From the entries below, gather every line containing the string "text".

##### The data #####

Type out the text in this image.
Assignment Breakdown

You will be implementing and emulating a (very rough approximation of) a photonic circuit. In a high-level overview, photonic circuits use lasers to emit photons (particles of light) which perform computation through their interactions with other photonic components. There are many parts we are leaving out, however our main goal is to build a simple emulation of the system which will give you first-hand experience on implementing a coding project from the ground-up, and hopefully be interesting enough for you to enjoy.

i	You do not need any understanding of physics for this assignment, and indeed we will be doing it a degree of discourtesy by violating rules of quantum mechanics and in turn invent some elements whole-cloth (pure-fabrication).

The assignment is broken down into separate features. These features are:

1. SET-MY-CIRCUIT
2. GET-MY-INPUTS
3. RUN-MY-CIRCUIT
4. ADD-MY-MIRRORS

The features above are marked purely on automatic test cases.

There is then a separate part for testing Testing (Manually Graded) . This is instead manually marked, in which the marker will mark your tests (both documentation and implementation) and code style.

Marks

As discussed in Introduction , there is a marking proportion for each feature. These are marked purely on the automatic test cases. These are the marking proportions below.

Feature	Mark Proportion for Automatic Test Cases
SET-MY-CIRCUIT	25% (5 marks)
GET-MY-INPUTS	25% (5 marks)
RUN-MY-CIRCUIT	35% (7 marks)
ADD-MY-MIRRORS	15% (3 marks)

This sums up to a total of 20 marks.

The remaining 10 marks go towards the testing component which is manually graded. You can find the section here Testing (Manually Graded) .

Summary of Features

#####
##### The data #####

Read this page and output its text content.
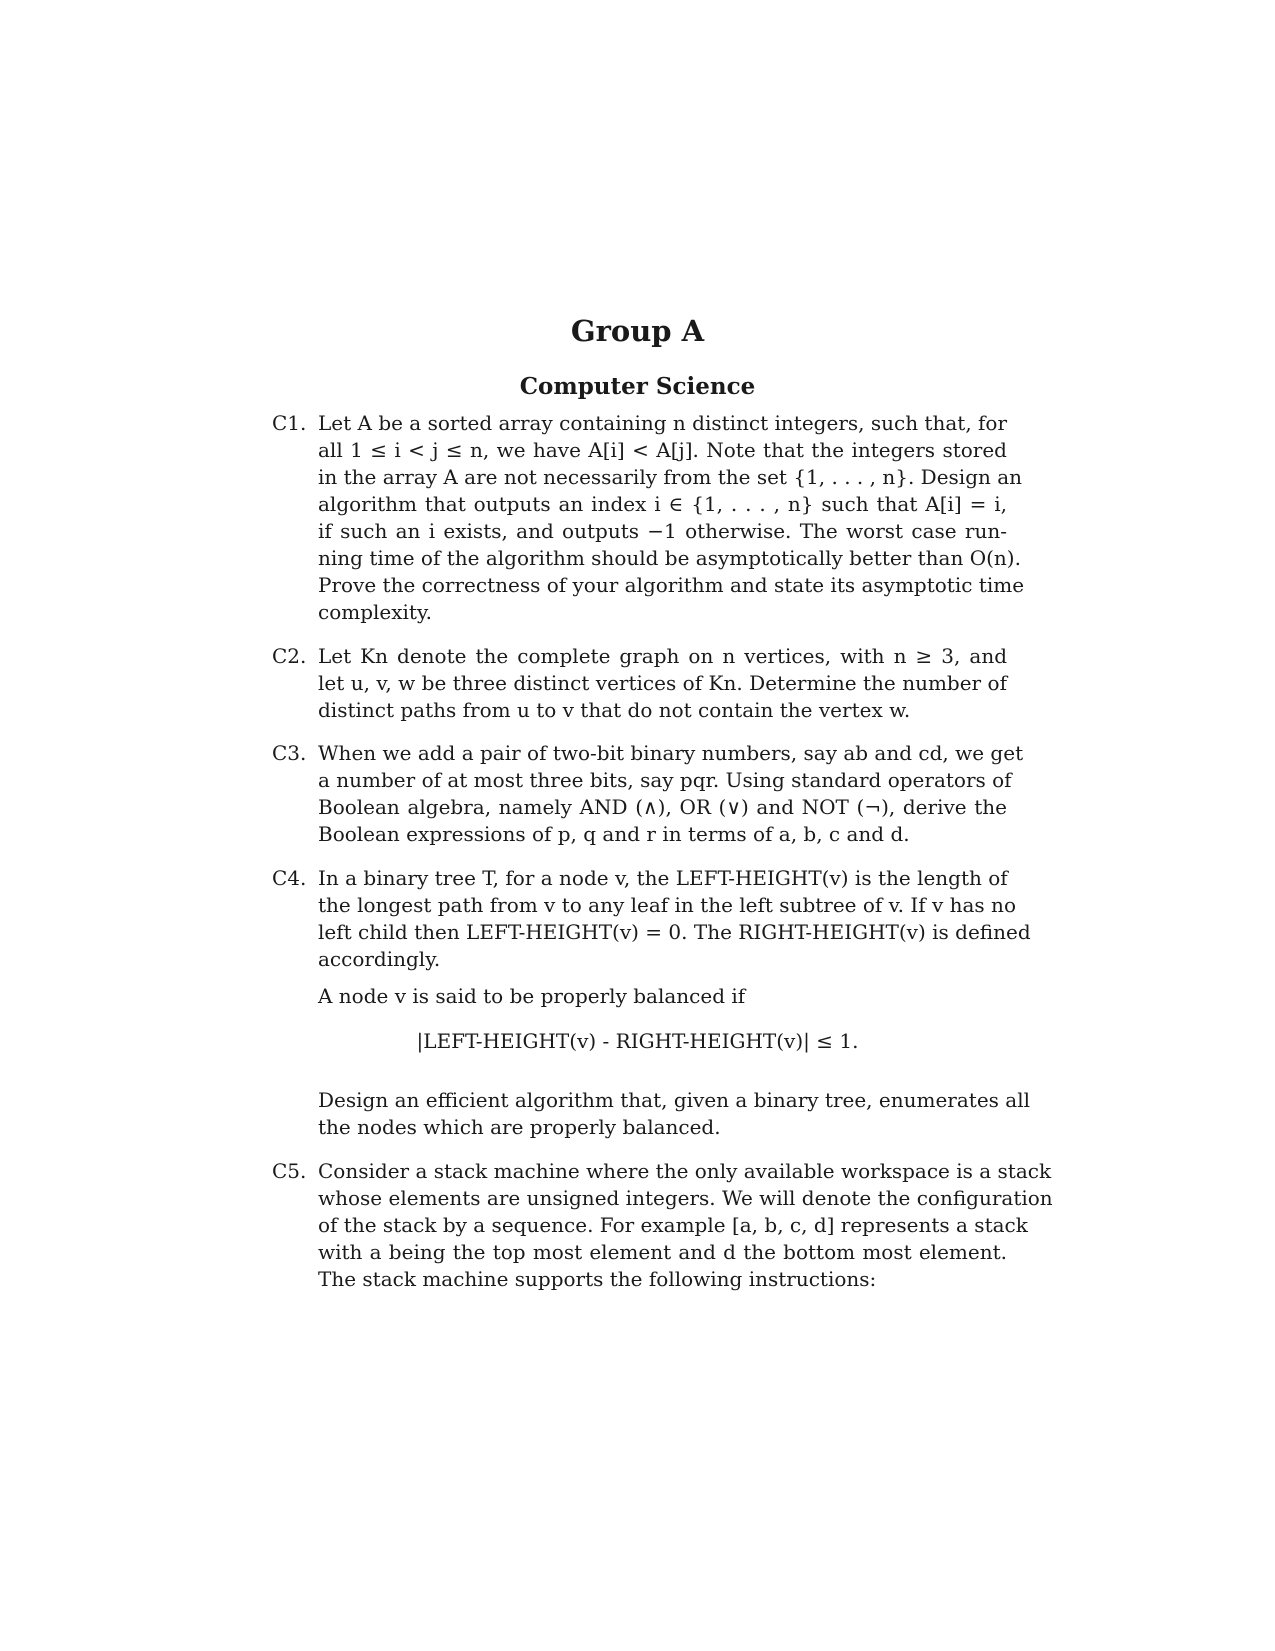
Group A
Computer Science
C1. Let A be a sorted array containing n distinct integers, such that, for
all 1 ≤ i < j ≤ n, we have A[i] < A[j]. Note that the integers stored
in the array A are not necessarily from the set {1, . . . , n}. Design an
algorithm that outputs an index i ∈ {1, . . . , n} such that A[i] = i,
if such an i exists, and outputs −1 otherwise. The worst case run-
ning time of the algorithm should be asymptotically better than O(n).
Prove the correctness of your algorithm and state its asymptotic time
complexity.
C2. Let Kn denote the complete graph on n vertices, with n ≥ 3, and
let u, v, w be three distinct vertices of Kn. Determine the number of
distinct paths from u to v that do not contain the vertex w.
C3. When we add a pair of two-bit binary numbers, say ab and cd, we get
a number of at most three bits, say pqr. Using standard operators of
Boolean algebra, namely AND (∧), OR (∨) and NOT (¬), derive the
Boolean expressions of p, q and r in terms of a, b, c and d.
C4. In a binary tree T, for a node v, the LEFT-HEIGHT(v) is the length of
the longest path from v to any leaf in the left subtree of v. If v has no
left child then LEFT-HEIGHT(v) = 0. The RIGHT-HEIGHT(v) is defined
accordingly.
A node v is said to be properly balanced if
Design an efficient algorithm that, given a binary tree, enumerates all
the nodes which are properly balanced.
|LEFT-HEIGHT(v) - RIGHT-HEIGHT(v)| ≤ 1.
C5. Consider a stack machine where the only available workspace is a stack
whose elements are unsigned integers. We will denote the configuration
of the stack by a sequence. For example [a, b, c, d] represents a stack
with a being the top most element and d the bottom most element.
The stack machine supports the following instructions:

#####

▶ Exercise answer:
Type out the text in this image.
Read this page and output its text content.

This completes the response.